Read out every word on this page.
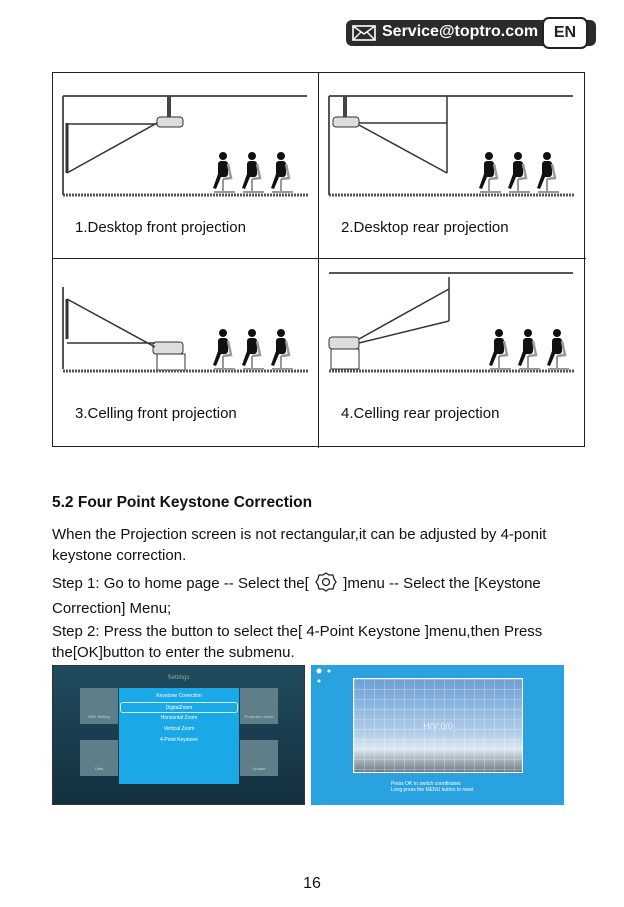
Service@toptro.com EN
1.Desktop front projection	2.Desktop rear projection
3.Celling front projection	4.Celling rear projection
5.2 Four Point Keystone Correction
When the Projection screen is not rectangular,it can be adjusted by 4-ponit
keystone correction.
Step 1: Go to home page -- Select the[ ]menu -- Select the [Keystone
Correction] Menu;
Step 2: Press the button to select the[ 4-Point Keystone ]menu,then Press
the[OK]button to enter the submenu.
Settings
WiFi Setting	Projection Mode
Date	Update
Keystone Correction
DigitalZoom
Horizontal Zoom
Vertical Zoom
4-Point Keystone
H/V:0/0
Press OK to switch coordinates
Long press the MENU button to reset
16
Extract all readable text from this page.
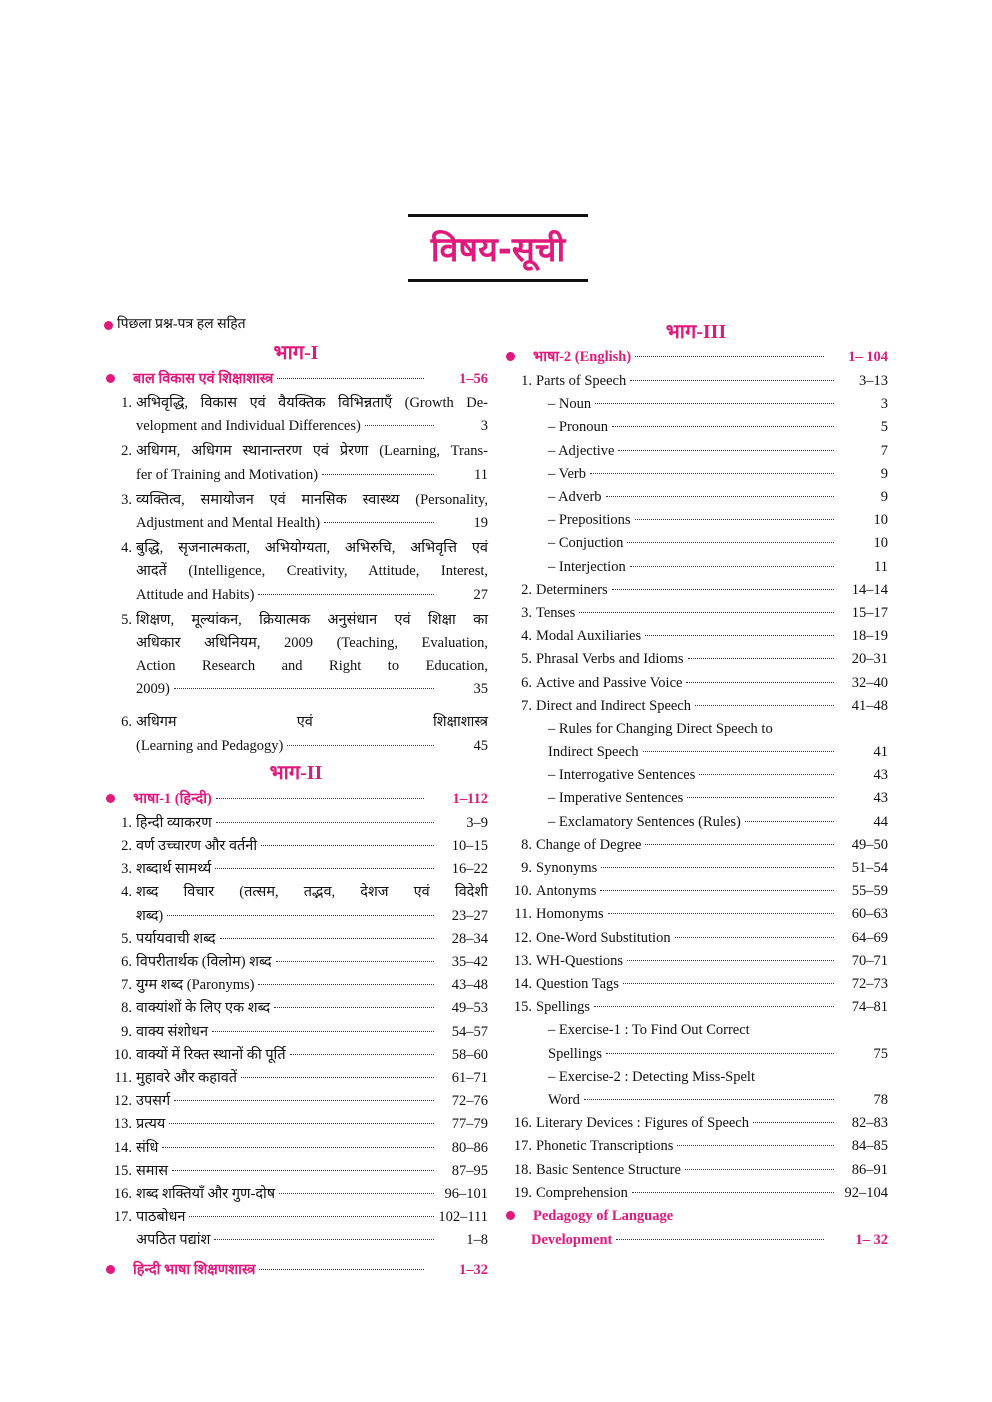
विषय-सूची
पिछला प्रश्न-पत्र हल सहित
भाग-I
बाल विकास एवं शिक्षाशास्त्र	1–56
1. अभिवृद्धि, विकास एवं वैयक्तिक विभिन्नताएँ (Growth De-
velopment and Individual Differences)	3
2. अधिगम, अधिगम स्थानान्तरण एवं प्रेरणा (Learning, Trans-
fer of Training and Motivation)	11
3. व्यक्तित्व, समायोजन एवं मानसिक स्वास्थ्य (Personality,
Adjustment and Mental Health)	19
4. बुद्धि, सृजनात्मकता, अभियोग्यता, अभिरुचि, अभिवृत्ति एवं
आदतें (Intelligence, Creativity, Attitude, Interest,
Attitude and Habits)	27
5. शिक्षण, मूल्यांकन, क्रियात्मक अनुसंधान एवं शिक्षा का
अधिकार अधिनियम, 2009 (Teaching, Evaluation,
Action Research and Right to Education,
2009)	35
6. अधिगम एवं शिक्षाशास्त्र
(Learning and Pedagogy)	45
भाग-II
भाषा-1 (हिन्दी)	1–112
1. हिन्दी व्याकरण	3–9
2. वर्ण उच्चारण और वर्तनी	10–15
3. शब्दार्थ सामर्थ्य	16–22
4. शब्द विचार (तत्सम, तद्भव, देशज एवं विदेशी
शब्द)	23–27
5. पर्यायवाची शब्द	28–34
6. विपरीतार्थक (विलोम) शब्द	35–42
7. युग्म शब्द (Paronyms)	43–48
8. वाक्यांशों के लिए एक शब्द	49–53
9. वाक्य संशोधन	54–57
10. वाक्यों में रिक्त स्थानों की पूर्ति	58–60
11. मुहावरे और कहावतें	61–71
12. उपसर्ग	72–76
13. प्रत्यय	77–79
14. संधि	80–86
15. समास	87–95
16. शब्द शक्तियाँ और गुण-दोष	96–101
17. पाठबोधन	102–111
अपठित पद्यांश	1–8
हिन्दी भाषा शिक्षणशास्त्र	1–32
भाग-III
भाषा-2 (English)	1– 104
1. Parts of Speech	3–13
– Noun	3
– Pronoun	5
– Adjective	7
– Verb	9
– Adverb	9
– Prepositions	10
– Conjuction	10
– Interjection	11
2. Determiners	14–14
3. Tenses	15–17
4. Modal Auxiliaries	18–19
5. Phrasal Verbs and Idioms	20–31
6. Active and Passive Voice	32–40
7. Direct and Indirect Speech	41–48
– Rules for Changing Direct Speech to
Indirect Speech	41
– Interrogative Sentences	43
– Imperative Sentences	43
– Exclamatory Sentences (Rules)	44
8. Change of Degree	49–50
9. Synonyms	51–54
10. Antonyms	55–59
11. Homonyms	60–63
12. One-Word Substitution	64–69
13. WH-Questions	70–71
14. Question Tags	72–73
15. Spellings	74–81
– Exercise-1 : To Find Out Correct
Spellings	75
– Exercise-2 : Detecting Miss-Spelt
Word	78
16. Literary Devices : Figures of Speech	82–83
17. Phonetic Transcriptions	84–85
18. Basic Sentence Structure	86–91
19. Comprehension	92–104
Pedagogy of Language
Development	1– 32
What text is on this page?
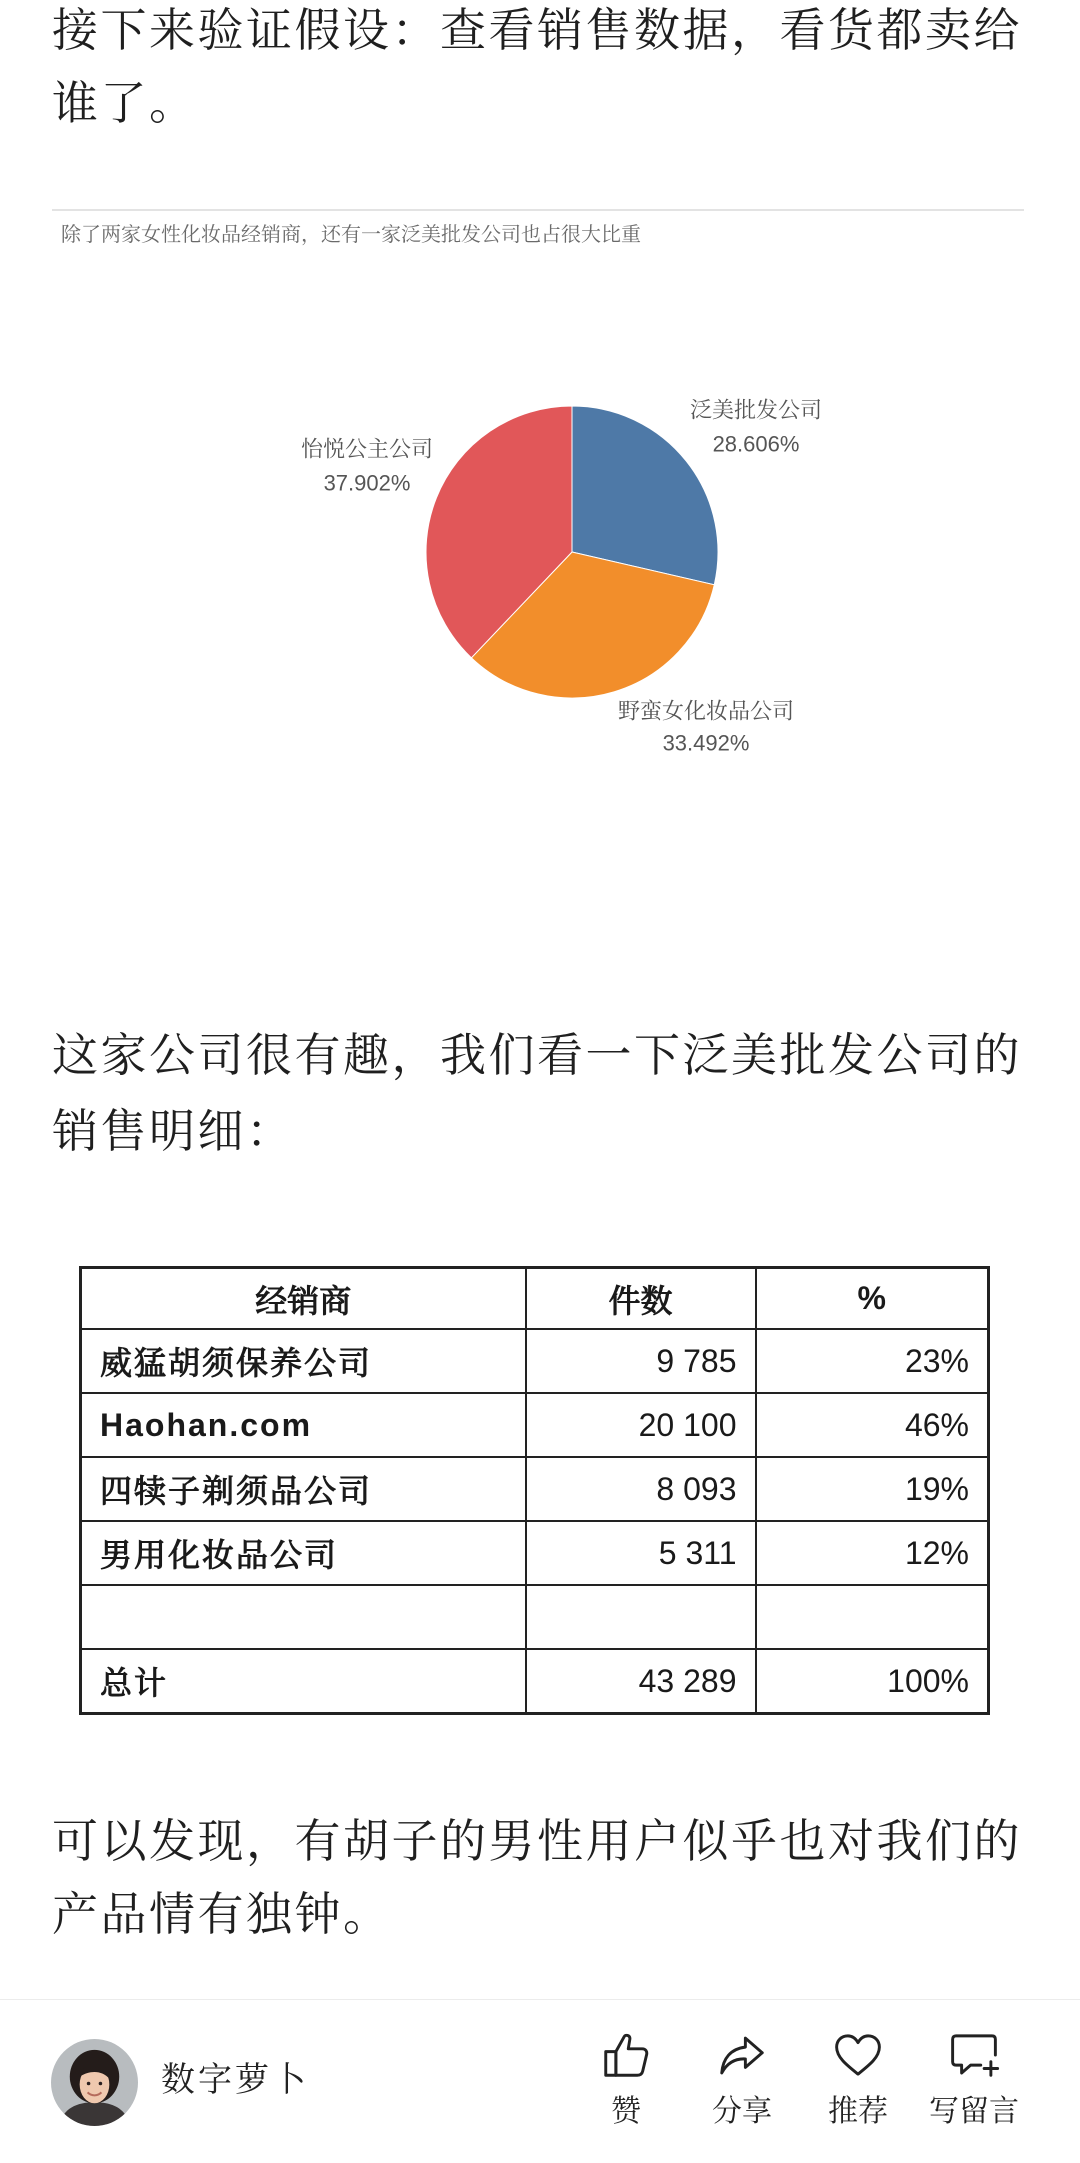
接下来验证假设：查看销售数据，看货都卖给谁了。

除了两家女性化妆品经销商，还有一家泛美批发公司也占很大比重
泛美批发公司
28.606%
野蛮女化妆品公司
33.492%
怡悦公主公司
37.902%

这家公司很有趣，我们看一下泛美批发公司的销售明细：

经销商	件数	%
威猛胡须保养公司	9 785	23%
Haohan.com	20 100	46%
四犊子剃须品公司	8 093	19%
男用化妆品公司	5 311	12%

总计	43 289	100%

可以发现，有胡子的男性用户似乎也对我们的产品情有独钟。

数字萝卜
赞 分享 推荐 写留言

WRITTEN INSTRUCTION: Repeat every record precisely. Any picture among them stays out of the copy.

PROBLEM SOLUTION:
Read out every word on this page.
Service@toptro.com EN
1.Desktop front projection	2.Desktop rear projection
3.Celling front projection	4.Celling rear projection
5.2 Four Point Keystone Correction
When the Projection screen is not rectangular,it can be adjusted by 4-ponit
keystone correction.
Step 1: Go to home page -- Select the[ ]menu -- Select the [Keystone
Correction] Menu;
Step 2: Press the button to select the[ 4-Point Keystone ]menu,then Press
the[OK]button to enter the submenu.
Settings
WiFi Setting	Projection Mode
Date	Update
Keystone Correction
DigitalZoom
Horizontal Zoom
Vertical Zoom
4-Point Keystone
H/V:0/0
Press OK to switch coordinates
Long press the MENU button to reset
16
Extract all readable text from this page.
विषय-सूची
पिछला प्रश्न-पत्र हल सहित
भाग-I
बाल विकास एवं शिक्षाशास्त्र	1–56
1. अभिवृद्धि, विकास एवं वैयक्तिक विभिन्नताएँ (Growth De-
velopment and Individual Differences)	3
2. अधिगम, अधिगम स्थानान्तरण एवं प्रेरणा (Learning, Trans-
fer of Training and Motivation)	11
3. व्यक्तित्व, समायोजन एवं मानसिक स्वास्थ्य (Personality,
Adjustment and Mental Health)	19
4. बुद्धि, सृजनात्मकता, अभियोग्यता, अभिरुचि, अभिवृत्ति एवं
आदतें (Intelligence, Creativity, Attitude, Interest,
Attitude and Habits)	27
5. शिक्षण, मूल्यांकन, क्रियात्मक अनुसंधान एवं शिक्षा का
अधिकार अधिनियम, 2009 (Teaching, Evaluation,
Action Research and Right to Education,
2009)	35
6. अधिगम एवं शिक्षाशास्त्र
(Learning and Pedagogy)	45
भाग-II
भाषा-1 (हिन्दी)	1–112
1. हिन्दी व्याकरण	3–9
2. वर्ण उच्चारण और वर्तनी	10–15
3. शब्दार्थ सामर्थ्य	16–22
4. शब्द विचार (तत्सम, तद्भव, देशज एवं विदेशी
शब्द)	23–27
5. पर्यायवाची शब्द	28–34
6. विपरीतार्थक (विलोम) शब्द	35–42
7. युग्म शब्द (Paronyms)	43–48
8. वाक्यांशों के लिए एक शब्द	49–53
9. वाक्य संशोधन	54–57
10. वाक्यों में रिक्त स्थानों की पूर्ति	58–60
11. मुहावरे और कहावतें	61–71
12. उपसर्ग	72–76
13. प्रत्यय	77–79
14. संधि	80–86
15. समास	87–95
16. शब्द शक्तियाँ और गुण-दोष	96–101
17. पाठबोधन	102–111
अपठित पद्यांश	1–8
हिन्दी भाषा शिक्षणशास्त्र	1–32
भाग-III
भाषा-2 (English)	1– 104
1. Parts of Speech	3–13
– Noun	3
– Pronoun	5
– Adjective	7
– Verb	9
– Adverb	9
– Prepositions	10
– Conjuction	10
– Interjection	11
2. Determiners	14–14
3. Tenses	15–17
4. Modal Auxiliaries	18–19
5. Phrasal Verbs and Idioms	20–31
6. Active and Passive Voice	32–40
7. Direct and Indirect Speech	41–48
– Rules for Changing Direct Speech to
Indirect Speech	41
– Interrogative Sentences	43
– Imperative Sentences	43
– Exclamatory Sentences (Rules)	44
8. Change of Degree	49–50
9. Synonyms	51–54
10. Antonyms	55–59
11. Homonyms	60–63
12. One-Word Substitution	64–69
13. WH-Questions	70–71
14. Question Tags	72–73
15. Spellings	74–81
– Exercise-1 : To Find Out Correct
Spellings	75
– Exercise-2 : Detecting Miss-Spelt
Word	78
16. Literary Devices : Figures of Speech	82–83
17. Phonetic Transcriptions	84–85
18. Basic Sentence Structure	86–91
19. Comprehension	92–104
Pedagogy of Language
Development	1– 32
What text is on this page?
接下来验证假设：查看销售数据，看货都卖给谁了。

除了两家女性化妆品经销商，还有一家泛美批发公司也占很大比重
泛美批发公司
28.606%
野蛮女化妆品公司
33.492%
怡悦公主公司
37.902%

这家公司很有趣，我们看一下泛美批发公司的销售明细：

经销商	件数	%
威猛胡须保养公司	9 785	23%
Haohan.com	20 100	46%
四犊子剃须品公司	8 093	19%
男用化妆品公司	5 311	12%

总计	43 289	100%

可以发现，有胡子的男性用户似乎也对我们的产品情有独钟。

数字萝卜
赞 分享 推荐 写留言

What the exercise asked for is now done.